Gather all lines with the word "muhitini" in them.

• GIVEN RECORDS
···

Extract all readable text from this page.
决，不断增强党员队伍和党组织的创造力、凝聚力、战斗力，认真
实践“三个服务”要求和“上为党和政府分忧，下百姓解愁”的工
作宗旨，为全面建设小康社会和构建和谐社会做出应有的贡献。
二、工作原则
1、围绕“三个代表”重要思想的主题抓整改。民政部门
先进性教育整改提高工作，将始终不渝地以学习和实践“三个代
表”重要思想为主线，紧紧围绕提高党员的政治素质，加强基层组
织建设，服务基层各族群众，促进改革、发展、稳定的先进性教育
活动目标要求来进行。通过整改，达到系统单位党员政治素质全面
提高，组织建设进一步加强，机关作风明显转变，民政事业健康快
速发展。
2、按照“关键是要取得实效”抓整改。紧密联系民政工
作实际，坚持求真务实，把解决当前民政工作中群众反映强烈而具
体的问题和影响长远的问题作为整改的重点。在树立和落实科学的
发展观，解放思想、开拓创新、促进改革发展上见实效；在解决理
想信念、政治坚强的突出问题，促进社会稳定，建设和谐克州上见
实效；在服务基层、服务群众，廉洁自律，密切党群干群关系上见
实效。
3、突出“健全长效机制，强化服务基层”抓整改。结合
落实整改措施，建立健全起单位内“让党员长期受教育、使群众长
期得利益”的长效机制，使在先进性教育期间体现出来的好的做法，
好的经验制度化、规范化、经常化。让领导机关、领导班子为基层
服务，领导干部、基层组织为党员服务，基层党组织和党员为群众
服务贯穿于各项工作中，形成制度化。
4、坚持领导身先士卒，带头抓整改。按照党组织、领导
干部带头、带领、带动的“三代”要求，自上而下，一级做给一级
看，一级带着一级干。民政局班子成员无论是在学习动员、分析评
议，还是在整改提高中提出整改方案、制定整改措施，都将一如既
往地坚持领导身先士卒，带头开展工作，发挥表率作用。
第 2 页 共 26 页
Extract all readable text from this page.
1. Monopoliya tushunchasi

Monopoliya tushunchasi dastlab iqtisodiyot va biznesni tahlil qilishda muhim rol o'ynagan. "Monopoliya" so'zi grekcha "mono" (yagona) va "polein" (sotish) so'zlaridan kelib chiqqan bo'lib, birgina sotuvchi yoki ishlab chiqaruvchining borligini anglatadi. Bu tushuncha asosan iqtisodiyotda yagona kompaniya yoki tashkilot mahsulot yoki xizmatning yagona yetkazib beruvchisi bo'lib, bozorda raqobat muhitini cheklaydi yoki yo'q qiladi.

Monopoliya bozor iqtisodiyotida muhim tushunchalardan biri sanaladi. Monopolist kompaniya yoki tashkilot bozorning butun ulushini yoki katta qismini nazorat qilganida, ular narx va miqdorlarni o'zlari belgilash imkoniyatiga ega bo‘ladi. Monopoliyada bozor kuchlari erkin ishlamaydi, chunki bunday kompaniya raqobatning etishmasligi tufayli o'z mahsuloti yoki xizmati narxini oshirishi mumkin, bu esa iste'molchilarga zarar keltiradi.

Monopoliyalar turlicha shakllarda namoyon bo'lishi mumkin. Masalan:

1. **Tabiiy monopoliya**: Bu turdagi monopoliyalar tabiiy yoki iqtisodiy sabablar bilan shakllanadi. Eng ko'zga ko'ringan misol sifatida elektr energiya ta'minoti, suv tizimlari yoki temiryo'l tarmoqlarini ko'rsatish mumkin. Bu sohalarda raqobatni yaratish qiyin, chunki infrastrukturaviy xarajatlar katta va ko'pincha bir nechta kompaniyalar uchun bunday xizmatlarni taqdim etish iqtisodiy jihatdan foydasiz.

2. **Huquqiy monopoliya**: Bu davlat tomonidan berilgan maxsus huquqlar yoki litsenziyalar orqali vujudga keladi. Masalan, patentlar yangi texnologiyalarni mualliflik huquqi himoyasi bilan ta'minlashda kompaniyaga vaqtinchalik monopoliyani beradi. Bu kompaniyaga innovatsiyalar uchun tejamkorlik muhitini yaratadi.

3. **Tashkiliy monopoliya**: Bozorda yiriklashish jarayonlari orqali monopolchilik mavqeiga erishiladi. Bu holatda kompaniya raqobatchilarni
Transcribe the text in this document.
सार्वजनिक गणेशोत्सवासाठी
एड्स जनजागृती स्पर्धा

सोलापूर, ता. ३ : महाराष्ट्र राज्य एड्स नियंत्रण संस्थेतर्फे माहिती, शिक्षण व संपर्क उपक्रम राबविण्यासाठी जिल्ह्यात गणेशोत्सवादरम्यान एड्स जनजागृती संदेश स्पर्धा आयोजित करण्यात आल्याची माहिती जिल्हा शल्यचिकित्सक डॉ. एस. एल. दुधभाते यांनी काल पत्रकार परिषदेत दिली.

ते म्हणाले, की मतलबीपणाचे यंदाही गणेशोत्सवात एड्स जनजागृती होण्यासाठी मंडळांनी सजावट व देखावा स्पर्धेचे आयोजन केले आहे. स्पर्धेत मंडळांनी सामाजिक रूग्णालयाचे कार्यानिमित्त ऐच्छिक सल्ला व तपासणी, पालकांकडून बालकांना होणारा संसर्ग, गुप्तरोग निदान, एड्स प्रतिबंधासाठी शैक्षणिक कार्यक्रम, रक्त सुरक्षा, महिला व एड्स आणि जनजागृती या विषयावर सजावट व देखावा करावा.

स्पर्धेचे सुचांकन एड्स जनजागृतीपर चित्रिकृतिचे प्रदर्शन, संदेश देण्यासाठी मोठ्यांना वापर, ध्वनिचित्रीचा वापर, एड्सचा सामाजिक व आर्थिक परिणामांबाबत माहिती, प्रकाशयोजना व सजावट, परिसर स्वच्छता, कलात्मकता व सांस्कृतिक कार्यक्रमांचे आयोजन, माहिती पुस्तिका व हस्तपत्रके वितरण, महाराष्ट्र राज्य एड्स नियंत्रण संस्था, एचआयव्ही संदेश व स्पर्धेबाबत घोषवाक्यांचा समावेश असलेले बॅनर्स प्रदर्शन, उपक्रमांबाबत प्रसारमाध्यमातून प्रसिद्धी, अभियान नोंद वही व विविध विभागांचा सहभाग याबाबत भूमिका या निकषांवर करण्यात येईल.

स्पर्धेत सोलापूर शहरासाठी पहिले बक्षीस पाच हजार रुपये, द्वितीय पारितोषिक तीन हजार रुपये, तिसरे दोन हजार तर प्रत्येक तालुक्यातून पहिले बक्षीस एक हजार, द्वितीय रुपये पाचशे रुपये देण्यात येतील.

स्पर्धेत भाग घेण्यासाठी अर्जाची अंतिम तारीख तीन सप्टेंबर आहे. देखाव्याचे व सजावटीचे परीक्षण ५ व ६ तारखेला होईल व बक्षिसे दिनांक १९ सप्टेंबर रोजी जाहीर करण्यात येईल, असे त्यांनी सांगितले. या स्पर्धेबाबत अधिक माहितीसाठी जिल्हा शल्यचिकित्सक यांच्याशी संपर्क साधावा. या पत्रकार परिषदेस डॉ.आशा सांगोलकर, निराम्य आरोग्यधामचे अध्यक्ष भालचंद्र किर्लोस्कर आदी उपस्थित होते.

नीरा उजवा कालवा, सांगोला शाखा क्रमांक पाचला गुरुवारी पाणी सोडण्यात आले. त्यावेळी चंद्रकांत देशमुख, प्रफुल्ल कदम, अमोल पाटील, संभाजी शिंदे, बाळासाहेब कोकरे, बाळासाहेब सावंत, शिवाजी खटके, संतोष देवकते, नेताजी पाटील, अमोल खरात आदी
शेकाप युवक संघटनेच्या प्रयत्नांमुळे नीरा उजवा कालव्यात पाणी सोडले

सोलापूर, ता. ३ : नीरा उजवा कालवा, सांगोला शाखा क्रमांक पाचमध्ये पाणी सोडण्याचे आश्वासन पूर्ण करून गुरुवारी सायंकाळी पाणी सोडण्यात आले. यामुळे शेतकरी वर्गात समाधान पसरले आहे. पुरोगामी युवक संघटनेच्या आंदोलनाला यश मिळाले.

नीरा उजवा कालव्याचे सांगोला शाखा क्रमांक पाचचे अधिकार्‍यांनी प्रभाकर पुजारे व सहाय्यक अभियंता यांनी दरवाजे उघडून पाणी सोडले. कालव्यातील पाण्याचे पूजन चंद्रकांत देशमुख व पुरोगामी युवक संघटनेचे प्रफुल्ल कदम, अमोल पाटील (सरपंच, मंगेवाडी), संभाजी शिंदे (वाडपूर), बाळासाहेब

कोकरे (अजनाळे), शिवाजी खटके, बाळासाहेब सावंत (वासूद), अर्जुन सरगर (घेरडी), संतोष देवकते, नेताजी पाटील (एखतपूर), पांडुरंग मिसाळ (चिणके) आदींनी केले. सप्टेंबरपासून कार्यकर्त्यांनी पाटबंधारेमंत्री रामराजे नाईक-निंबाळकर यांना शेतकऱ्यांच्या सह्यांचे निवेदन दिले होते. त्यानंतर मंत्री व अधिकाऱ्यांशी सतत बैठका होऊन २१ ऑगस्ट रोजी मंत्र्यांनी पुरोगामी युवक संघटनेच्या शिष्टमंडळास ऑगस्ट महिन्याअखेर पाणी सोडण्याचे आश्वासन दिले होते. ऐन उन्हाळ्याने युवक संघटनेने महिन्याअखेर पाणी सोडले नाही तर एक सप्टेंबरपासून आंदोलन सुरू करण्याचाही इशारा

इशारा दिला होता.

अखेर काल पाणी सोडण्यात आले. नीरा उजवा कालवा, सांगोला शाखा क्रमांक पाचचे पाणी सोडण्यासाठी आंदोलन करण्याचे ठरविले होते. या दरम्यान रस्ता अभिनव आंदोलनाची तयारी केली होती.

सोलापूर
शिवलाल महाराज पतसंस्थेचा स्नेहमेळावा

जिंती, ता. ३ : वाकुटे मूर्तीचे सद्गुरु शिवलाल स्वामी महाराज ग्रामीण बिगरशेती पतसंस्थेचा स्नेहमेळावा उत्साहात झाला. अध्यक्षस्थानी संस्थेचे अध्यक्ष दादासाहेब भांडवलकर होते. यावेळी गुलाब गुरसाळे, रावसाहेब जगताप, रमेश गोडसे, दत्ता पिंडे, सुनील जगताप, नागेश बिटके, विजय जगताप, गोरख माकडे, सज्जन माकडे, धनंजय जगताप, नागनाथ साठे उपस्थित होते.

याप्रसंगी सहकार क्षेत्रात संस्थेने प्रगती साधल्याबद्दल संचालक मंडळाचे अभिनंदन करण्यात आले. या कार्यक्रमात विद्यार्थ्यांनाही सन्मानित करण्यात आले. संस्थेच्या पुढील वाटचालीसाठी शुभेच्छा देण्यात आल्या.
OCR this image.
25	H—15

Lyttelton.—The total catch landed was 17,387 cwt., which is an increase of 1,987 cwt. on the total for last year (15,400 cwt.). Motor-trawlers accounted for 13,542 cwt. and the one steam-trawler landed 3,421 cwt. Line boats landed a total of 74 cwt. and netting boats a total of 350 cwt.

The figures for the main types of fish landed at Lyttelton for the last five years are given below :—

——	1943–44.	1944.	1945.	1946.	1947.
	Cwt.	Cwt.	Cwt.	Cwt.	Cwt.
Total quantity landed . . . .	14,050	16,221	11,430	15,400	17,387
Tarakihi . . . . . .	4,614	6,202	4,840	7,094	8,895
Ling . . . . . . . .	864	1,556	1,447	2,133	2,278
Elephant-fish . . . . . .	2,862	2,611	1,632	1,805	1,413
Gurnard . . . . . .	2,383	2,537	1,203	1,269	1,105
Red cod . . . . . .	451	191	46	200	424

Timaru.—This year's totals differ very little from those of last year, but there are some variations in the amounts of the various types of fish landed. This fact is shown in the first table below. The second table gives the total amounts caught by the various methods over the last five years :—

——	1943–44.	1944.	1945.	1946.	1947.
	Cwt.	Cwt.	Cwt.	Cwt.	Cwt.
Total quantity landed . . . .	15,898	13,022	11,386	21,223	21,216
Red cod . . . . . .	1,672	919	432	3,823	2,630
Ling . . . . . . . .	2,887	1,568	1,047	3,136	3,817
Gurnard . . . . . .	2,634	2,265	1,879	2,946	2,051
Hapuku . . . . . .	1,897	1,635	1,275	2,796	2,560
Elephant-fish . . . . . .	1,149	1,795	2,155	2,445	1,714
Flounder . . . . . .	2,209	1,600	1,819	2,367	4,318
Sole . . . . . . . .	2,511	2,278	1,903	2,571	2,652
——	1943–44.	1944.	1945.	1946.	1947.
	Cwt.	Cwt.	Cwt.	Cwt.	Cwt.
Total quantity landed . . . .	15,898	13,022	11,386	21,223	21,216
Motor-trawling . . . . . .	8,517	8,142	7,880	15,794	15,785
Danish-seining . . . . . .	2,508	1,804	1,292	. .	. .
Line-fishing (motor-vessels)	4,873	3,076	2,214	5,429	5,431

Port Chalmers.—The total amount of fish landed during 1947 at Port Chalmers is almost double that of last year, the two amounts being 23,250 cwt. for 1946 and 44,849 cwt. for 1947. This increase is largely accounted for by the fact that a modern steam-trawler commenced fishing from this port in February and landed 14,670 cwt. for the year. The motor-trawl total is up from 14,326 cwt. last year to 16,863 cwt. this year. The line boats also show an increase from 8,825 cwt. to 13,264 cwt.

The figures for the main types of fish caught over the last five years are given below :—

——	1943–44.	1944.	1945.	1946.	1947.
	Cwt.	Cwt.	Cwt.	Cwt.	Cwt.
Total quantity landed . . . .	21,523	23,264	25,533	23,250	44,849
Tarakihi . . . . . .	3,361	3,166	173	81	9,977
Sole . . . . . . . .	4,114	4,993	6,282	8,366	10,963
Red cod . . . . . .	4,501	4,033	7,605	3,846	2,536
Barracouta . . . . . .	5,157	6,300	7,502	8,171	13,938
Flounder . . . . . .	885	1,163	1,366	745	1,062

···

• EXERCISE RESULT
Monopoliya tushunchasi dastlab iqtisodiyot va biznesni tahlil qilishda muhim rol o'ynagan. "Monopoliya" so'zi grekcha "mono" (yagona) va "polein" (sotish) so'zlaridan kelib chiqqan bo'lib, birgina sotuvchi yoki ishlab chiqaruvchining borligini anglatadi. Bu tushuncha asosan iqtisodiyotda yagona kompaniya yoki tashkilot mahsulot yoki xizmatning yagona yetkazib beruvchisi bo'lib, bozorda raqobat muhitini cheklaydi yoki yo'q qiladi.
2. **Huquqiy monopoliya**: Bu davlat tomonidan berilgan maxsus huquqlar yoki litsenziyalar orqali vujudga keladi. Masalan, patentlar yangi texnologiyalarni mualliflik huquqi himoyasi bilan ta'minlashda kompaniyaga vaqtinchalik monopoliyani beradi. Bu kompaniyaga innovatsiyalar uchun tejamkorlik muhitini yaratadi.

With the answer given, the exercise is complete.